- 抜粋文:
###
企業の採用活動では、優秀な人材を確保するために「内々定」や「内定」を出すことが一般的です。これらは同じように扱われがちですが、法的な位置づけや取り消しの可否には大きな違いがあります。対応を誤れば、不当な内定取り消しと判断され、企業が損害賠償請求を受けたり、社会的信用を失うリスクが生じかねません。
特に、内定は労働契約が成立しているとみなされる場合が多いため、簡単に取り消すことはできません。一方で内々定は比較的柔軟な運用が可能ですが、学生に過度な拘束を課したり、曖昧な対応をしたりすると、やはりトラブルにつながります。
本記事では、内定と内々定の違いを整理したうえで、取り消しが認められるケースと問題になりやすい場面を具体的に解説します。
目次
採用活動では「内定」と「内々定」という言葉が頻繁に使われますが、両者は法的な意味合いや企業に課される責任に大きな違いがあります。ここでは、企業が知っておくべき両者の定義と実務上の扱いについて整理します。
内定とは、企業と応募者が入社に向けて最終的に合意した段階を指します。法的には「始期付解約権留保付労働契約」にあたり、入社日という始期が定められ、その日までに特別な事情があれば契約を解約できる余地を残した契約形態です。
内定が出た時点で労働契約は成立しているとみなされる場合があるため、企業は基本的に応募者を労働者として受け入れる義務が生じます。
###
- 提供資料:
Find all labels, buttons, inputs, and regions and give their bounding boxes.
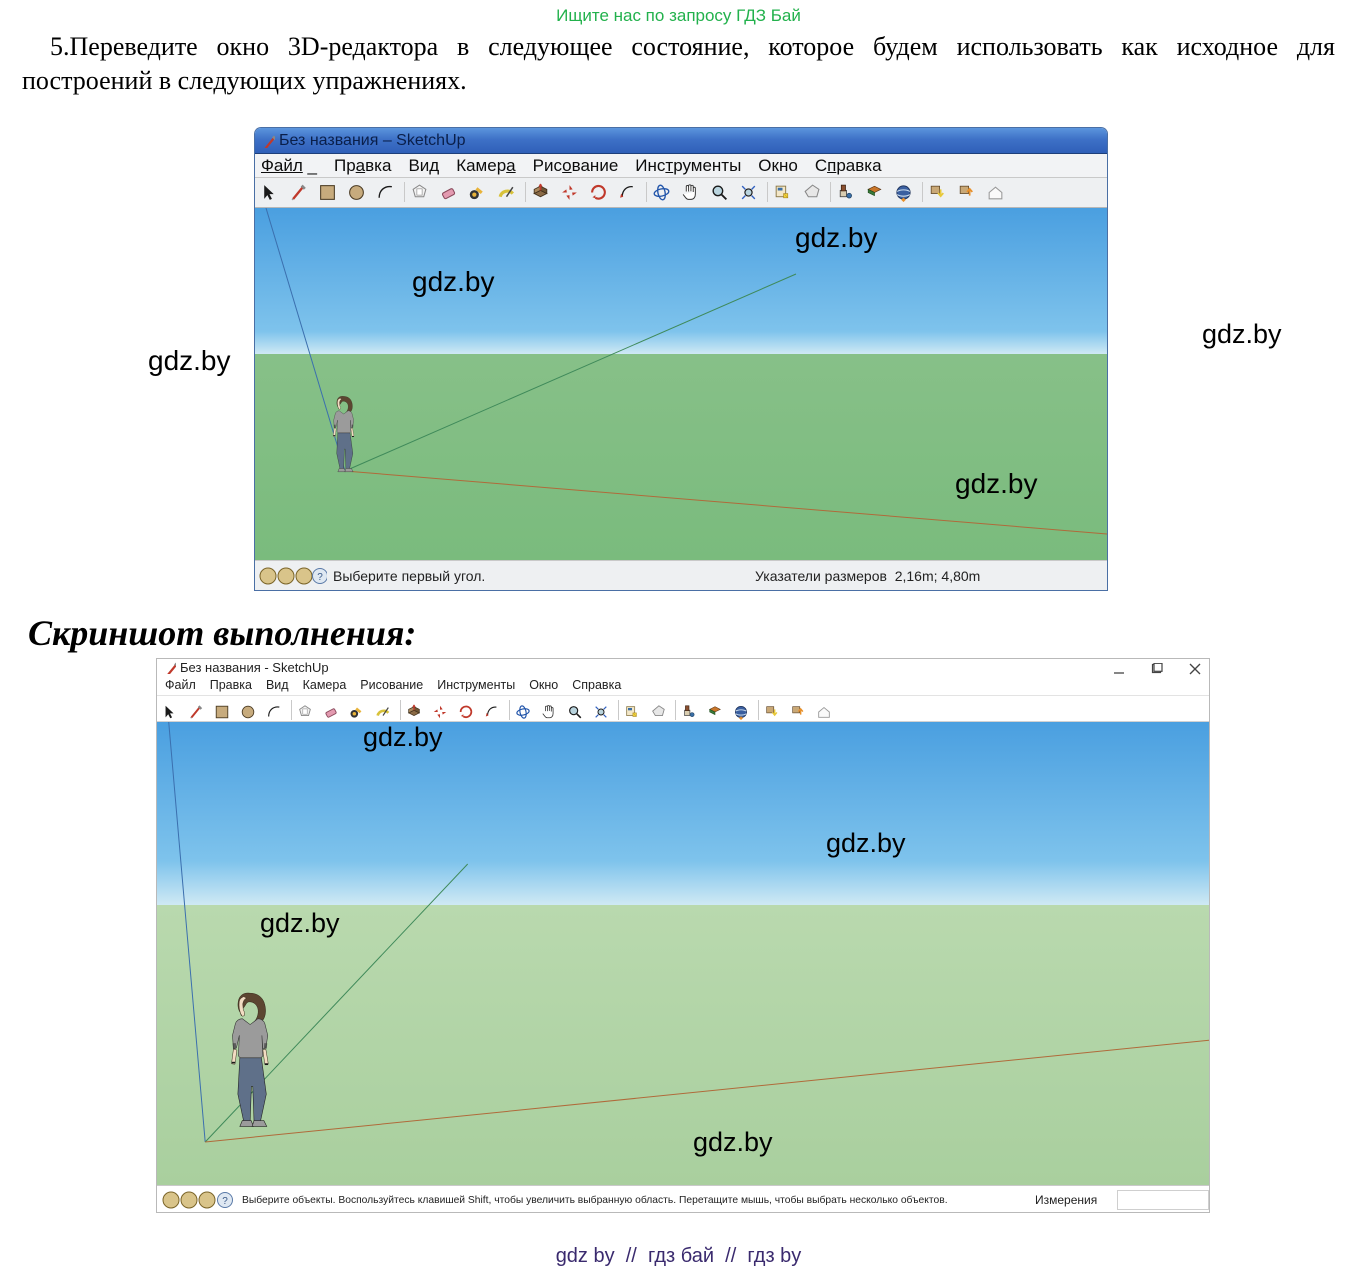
svg-text:?: ?: [317, 572, 323, 583]
svg-text:?: ?: [222, 1196, 228, 1207]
###
上に掲げた内定と内々定の違いを解説する文章について、最後の文に続く部分を書きなさい。

内々定とは、企業が応募者に対して採用の意思を非公式に示した段階を指します。労働条件や入社日が明確に定まっていないことが多く、一般的には労働契約の成立とはみなされません。
ただし、応募者が他社への応募を取りやめるなどの行動を取った場合や、企業が代表者名義で通知書を交付するなど内定に近い対応を行った場合には、信義則上、企業に一定の責任が生じることもあります。
内々定は企業にとって柔軟に運用できる一方で、応募者に過度な期待を抱かせたり拘束を課したりすると不当な取り消しと判断されるおそれがあります。そのため、通知書や説明会の段階で位置づけを明確に伝え、正式な内定との違いを説明することがトラブル防止につながります。
採用活動の現場では、やむを得ず内定や内々定を取り消さざるを得ない場面が出てくることがありますが、その法的な扱いは両者で大きく異なります。企業が違いを正しく理解していなければ、不当な取り消しとされるリスクがあります。
内定は、企業と応募者との間で労働契約が成立していると評価される場合があるため、取り消しは「解雇」と同じ扱いとして慎重に判断されます。そのため、企業が一方的に取り消すことはできず、客観的に合理的な理由が存在し、さらに社会通念上も相当とみなされる場合に限って許されます。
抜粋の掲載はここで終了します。